### Page
According to the efficient markets hypothesis, the outperformance is because cheap stocks are riskier and might go bust. People want more reward from taking on this risk.

This is not true. Thaler demonstrates that value investing is no more risky than growth investing. Nor is investing in small companies, which also out-perform.

It’s all to do with most people being irrational and refusing to buy stocks they have stereotyped as “bad”.

Inflation risk

Robin Wigglesworth

Robin Wigglesworth looked at whether reports of the death of inflation were premature.

The slide in commodity prices and the devaluation of the renminbi have the effect of exporting deflation to western economies, adding to the effects of the 2008 crisis and the Euro woes.

See also:  Weekly Roundup, 21st February 2022

“Breakeven” rates, which measure inflation expectations by comparing normal and inflation-linked government debt are back where they were in 2008.

Inflation 1

The German 2-yr breakeven is negative, and the US 2-yr breakeven is close to zero. Ten-year breakevens are 1.5% for the US, 2.4% for the UK and 0.9% for Germany.

More complicated “five year, five year inflation forwards” – the 5-year average rate starting in 5-yrs time, as implied by derivatives – have fallen to 2% for the US and 1.6% for Europe.

Inflation 2

Inflation has been falling for decades. The US average for the 70s was 7.1%. This fell to 5.6% in the 80s and 3% in the 90s. It was 2.6% in the noughties and has been just 1.8% over the past five years.

The consensus is that we have this inflation thing licked. People think that it won’t reappear, and even if it does we know how to handle it. That makes me a little nervous. – Michael Arone, chief strategist at State Street Global Advisors

Money can buy you happiness

Emily Cadman

The ONS has also decided that money can buy you happiness, Emily Cadman reported.

“Life satisfaction, sense of worth and happiness are higher, and anxiety less, as the level of household wealth increases,” they said in a paper last week.

  • Financial net worth was the number which had the effect.
  • There was no correlation with property or pensions, just with the bottom line.
  • SWAG (cars, stamps, antiques, yachts) also had no impact.
  • The effect of income was much weaker than that of wealth.

The ONS asked people to score themselves from 1 to 10 on a range of questions. The analysis controlled for gender and ethnicity.

satisfaction and wealth

The FT also noted that economists Betsey Stevenson and Justin Wolfers had failed to find evidence for the idea comparisons with those around you were what matters for well-being.

There is no “keeping up with the Joneses” effect, and no “satiation point”, at which income and well being are no longer related.

Previous studies ((US-based if I remember correctly )) had found evidence that the first £50K of income was crucial, as was the wealth of those around you (we hate to have richer neighbours or friends).

They did however find that countries which grew quickly became happy more quickly.

Will the Fed raise rates?

### Given material
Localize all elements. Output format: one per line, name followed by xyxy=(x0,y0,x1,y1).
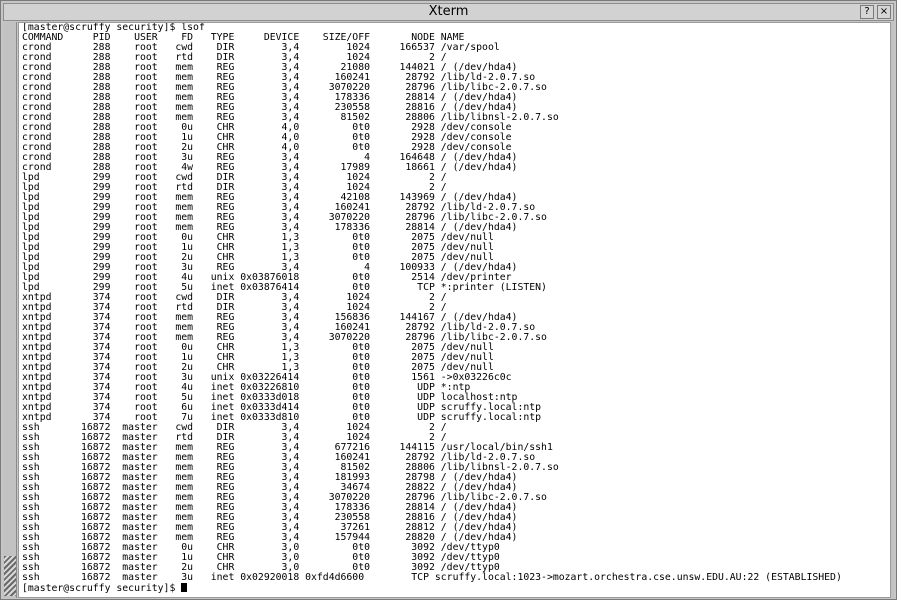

### Requirements
[a] What was the average US inflation rate in the 1990s, according to the finance roundup?
[b] List every kind of asset or possession that the finance roundup says showed no link with well-being in the ONS findings.
[c] Write the next part of the finance roundup, following on from its final heading.

### Solved tasks
[a] 3%

[b] Property, pensions, cars, stamps, antiques, yachts

[c]
John Authers

John Authers looked at the chances of a first interest rate hike in nine years from the Fed in September.

The Fed has historically been data-driven, and it now has all the data it needs to make a decision.

But that doesn’t mean it will be easy. Employment data is encouraging, but market fragility is not.

The US has added 8M jobs in three years, and 5.1% unemployment is the lowest since before Lehmans went bust.

But the employment ratio – the proportion of the population in work – is below 60%, as in the “dark days” of the Carter presidency in the late 70s. It was 5% higher in the 1990s.

The futures market still sees a rate rise as a 1 in 3 shot, which means the good employment data has made no difference.

The market turmoil of the past few weeks means that the Fed is now also market dependent. The importance of the monthly payroll figures has reduced.

John believes that the Fed should “remove the punch bowl before the party gets too wild”. It’s not their job to make sure people make money in the stock market.

It’s true that markets have already recovered significantly, with the US down less than 10% and still looking over-valued.

See also:  Weekly Roundup, 3rd October 2017

John suggests that the significance derives from 1998, when Russia defaulted and LongTerm Capital Management went bust.

Credit markets froze and stocks fell 20%. Alan Greenspan cut rates, inflating the dotcom bubble. Perhaps a mistake, but revealing of the Fed’s thought process.

currencies under pressure

China and the commodities bust won’t affect the US much, but a crisis elsewhere – Brazil, South Africa, emerging markets generally – might have more impact.

There’s also the highly leveraged US shale oil companies to consider.

In the end, John feels that averting a financial crisis would be the only reason worth delaying the rate rise. Which would require another volatile week in the markets.

Emerging markets outlook

The Economist has turned bearish on emerging markets.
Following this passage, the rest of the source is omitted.